● Work to do
Copy down all of the data underneath, exactly as shown.

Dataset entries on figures
★ ★ ★ ★ ★ ★ ★
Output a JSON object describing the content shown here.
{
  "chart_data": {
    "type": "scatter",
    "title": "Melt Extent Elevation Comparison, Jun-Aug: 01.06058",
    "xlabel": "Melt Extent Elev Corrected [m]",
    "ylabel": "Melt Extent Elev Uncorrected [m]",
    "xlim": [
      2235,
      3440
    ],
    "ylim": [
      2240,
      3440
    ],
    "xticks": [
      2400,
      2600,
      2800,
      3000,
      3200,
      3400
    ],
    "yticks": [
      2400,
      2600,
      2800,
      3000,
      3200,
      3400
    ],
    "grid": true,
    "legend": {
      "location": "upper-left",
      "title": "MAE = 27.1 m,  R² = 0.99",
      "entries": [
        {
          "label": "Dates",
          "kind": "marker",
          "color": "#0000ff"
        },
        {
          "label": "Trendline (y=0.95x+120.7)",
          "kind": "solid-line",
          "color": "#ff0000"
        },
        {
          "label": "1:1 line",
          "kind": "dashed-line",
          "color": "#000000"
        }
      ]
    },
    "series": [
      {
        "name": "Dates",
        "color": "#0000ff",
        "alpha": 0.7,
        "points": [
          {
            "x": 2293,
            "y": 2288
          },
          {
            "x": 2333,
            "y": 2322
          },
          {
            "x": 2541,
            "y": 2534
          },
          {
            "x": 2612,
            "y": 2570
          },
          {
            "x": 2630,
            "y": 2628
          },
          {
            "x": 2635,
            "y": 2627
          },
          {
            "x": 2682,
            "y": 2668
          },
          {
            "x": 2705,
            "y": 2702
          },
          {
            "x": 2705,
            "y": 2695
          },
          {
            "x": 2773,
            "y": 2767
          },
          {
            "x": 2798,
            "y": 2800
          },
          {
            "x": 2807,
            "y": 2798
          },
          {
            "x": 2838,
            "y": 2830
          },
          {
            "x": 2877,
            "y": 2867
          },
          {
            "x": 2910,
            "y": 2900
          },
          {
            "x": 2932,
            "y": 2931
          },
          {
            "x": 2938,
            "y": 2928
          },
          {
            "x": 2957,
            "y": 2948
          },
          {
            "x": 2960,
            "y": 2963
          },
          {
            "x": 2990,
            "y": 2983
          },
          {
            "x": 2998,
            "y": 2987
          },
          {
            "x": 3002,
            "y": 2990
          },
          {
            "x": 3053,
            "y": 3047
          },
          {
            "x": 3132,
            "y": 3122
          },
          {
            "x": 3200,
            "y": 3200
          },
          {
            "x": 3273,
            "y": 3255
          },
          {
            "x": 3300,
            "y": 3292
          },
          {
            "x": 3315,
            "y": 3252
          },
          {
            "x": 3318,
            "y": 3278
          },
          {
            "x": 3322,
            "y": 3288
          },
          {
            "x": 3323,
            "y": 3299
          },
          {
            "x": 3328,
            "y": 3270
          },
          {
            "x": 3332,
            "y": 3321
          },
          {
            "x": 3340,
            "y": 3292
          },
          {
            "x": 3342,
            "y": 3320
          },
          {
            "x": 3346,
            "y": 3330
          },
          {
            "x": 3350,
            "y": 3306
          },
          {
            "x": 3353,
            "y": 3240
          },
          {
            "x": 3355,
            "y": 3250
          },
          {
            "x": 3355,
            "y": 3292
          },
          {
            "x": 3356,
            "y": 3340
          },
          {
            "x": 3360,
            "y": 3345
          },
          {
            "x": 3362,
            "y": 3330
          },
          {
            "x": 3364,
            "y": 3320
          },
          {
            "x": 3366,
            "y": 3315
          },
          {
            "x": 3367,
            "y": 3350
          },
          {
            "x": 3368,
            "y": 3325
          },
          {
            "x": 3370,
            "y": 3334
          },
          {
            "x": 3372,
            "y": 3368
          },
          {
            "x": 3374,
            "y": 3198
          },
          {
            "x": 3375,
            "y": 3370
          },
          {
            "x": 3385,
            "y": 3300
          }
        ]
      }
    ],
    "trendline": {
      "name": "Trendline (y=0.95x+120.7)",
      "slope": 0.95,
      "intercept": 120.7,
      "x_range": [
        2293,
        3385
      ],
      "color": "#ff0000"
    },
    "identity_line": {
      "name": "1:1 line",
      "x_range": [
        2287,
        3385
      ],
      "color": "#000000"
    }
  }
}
★ ★ ★ ★ ★ ★ ★
● Complete answer
Output a JSON object describing the content shown here.
{
  "chart_data": {
    "type": "scatter",
    "title": "Melt Extent Elevation Comparison, Jun-Aug: 01.06058",
    "xlabel": "Melt Extent Elev Corrected [m]",
    "ylabel": "Melt Extent Elev Uncorrected [m]",
    "xlim": [
      2235,
      3440
    ],
    "ylim": [
      2240,
      3440
    ],
    "xticks": [
      2400,
      2600,
      2800,
      3000,
      3200,
      3400
    ],
    "yticks": [
      2400,
      2600,
      2800,
      3000,
      3200,
      3400
    ],
    "grid": true,
    "legend": {
      "location": "upper-left",
      "title": "MAE = 27.1 m,  R² = 0.99",
      "entries": [
        {
          "label": "Dates",
          "kind": "marker",
          "color": "#0000ff"
        },
        {
          "label": "Trendline (y=0.95x+120.7)",
          "kind": "solid-line",
          "color": "#ff0000"
        },
        {
          "label": "1:1 line",
          "kind": "dashed-line",
          "color": "#000000"
        }
      ]
    },
    "series": [
      {
        "name": "Dates",
        "color": "#0000ff",
        "alpha": 0.7,
        "points": [
          {
            "x": 2293,
            "y": 2288
          },
          {
            "x": 2333,
            "y": 2322
          },
          {
            "x": 2541,
            "y": 2534
          },
          {
            "x": 2612,
            "y": 2570
          },
          {
            "x": 2630,
            "y": 2628
          },
          {
            "x": 2635,
            "y": 2627
          },
          {
            "x": 2682,
            "y": 2668
          },
          {
            "x": 2705,
            "y": 2702
          },
          {
            "x": 2705,
            "y": 2695
          },
          {
            "x": 2773,
            "y": 2767
          },
          {
            "x": 2798,
            "y": 2800
          },
          {
            "x": 2807,
            "y": 2798
          },
          {
            "x": 2838,
            "y": 2830
          },
          {
            "x": 2877,
            "y": 2867
          },
          {
            "x": 2910,
            "y": 2900
          },
          {
            "x": 2932,
            "y": 2931
          },
          {
            "x": 2938,
            "y": 2928
          },
          {
            "x": 2957,
            "y": 2948
          },
          {
            "x": 2960,
            "y": 2963
          },
          {
            "x": 2990,
            "y": 2983
          },
          {
            "x": 2998,
            "y": 2987
          },
          {
            "x": 3002,
            "y": 2990
          },
          {
            "x": 3053,
            "y": 3047
          },
          {
            "x": 3132,
            "y": 3122
          },
          {
            "x": 3200,
            "y": 3200
          },
          {
            "x": 3273,
            "y": 3255
          },
          {
            "x": 3300,
            "y": 3292
          },
          {
            "x": 3315,
            "y": 3252
          },
          {
            "x": 3318,
            "y": 3278
          },
          {
            "x": 3322,
            "y": 3288
          },
          {
            "x": 3323,
            "y": 3299
          },
          {
            "x": 3328,
            "y": 3270
          },
          {
            "x": 3332,
            "y": 3321
          },
          {
            "x": 3340,
            "y": 3292
          },
          {
            "x": 3342,
            "y": 3320
          },
          {
            "x": 3346,
            "y": 3330
          },
          {
            "x": 3350,
            "y": 3306
          },
          {
            "x": 3353,
            "y": 3240
          },
          {
            "x": 3355,
            "y": 3250
          },
          {
            "x": 3355,
            "y": 3292
          },
          {
            "x": 3356,
            "y": 3340
          },
          {
            "x": 3360,
            "y": 3345
          },
          {
            "x": 3362,
            "y": 3330
          },
          {
            "x": 3364,
            "y": 3320
          },
          {
            "x": 3366,
            "y": 3315
          },
          {
            "x": 3367,
            "y": 3350
          },
          {
            "x": 3368,
            "y": 3325
          },
          {
            "x": 3370,
            "y": 3334
          },
          {
            "x": 3372,
            "y": 3368
          },
          {
            "x": 3374,
            "y": 3198
          },
          {
            "x": 3375,
            "y": 3370
          },
          {
            "x": 3385,
            "y": 3300
          }
        ]
      }
    ],
    "trendline": {
      "name": "Trendline (y=0.95x+120.7)",
      "slope": 0.95,
      "intercept": 120.7,
      "x_range": [
        2293,
        3385
      ],
      "color": "#ff0000"
    },
    "identity_line": {
      "name": "1:1 line",
      "x_range": [
        2287,
        3385
      ],
      "color": "#000000"
    }
  }
}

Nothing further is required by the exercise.